┌────────

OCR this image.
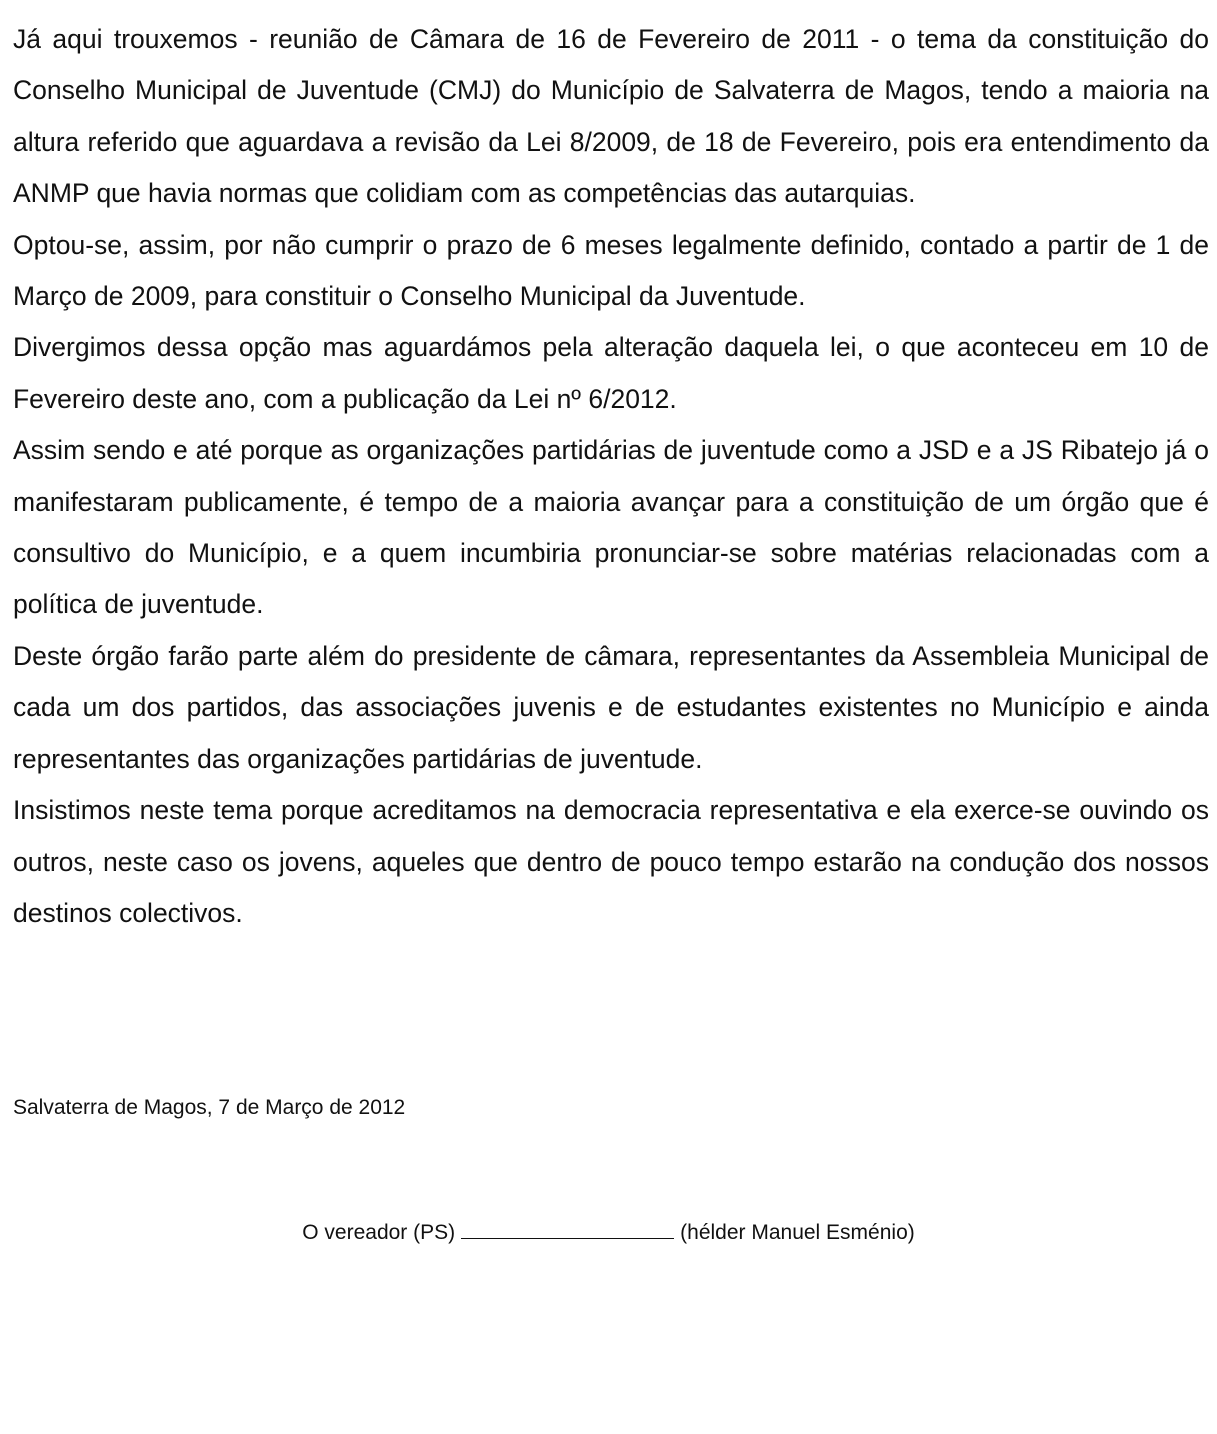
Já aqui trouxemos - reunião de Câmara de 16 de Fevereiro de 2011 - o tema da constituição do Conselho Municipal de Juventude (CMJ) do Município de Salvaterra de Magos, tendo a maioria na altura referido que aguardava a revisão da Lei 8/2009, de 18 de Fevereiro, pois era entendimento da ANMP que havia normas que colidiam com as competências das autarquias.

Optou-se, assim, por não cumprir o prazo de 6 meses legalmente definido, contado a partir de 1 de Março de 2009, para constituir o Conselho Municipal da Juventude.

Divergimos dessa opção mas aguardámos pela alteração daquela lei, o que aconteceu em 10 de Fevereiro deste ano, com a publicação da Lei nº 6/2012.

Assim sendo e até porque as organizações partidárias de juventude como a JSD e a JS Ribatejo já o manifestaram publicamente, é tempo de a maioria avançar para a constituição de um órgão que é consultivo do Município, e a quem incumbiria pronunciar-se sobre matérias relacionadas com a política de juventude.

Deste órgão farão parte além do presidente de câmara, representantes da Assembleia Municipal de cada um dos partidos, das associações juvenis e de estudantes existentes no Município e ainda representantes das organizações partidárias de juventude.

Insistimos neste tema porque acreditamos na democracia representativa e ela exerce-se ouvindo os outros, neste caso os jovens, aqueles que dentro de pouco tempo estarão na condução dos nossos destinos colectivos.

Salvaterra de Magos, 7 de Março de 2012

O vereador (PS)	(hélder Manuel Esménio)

└────────
┌────────

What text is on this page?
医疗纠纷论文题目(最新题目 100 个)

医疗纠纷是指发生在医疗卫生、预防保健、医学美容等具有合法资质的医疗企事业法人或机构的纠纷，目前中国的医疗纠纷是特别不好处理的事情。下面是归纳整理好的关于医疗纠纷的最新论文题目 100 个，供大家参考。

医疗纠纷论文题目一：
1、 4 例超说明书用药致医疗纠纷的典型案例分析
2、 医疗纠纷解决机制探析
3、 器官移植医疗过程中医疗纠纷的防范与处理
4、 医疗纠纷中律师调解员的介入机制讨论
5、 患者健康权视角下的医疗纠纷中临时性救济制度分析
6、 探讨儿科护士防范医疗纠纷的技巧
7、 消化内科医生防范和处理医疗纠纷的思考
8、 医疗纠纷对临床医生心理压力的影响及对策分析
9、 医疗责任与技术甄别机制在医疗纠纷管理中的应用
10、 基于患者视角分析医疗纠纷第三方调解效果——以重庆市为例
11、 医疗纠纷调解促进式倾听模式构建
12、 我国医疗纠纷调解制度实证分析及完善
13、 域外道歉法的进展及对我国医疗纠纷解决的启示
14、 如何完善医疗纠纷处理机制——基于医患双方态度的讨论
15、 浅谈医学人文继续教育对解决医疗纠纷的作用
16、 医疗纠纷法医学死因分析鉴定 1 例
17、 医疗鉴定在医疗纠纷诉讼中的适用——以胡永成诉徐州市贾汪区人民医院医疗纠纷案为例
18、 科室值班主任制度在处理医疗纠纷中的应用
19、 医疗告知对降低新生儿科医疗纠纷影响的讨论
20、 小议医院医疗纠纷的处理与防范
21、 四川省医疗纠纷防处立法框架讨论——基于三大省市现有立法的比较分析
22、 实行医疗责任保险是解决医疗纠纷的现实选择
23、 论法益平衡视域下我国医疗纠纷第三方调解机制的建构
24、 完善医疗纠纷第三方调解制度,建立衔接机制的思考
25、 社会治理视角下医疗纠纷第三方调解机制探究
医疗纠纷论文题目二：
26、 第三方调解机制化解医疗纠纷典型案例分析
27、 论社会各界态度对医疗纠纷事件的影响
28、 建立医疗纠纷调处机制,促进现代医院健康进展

└────────

● What the exercise asks
Wherever the string "Março" appears in the entries above, list that line.

● Response for this exercise
Optou-se, assim, por não cumprir o prazo de 6 meses legalmente definido, contado a partir de 1 de Março de 2009, para constituir o Conselho Municipal da Juventude.
Salvaterra de Magos, 7 de Março de 2012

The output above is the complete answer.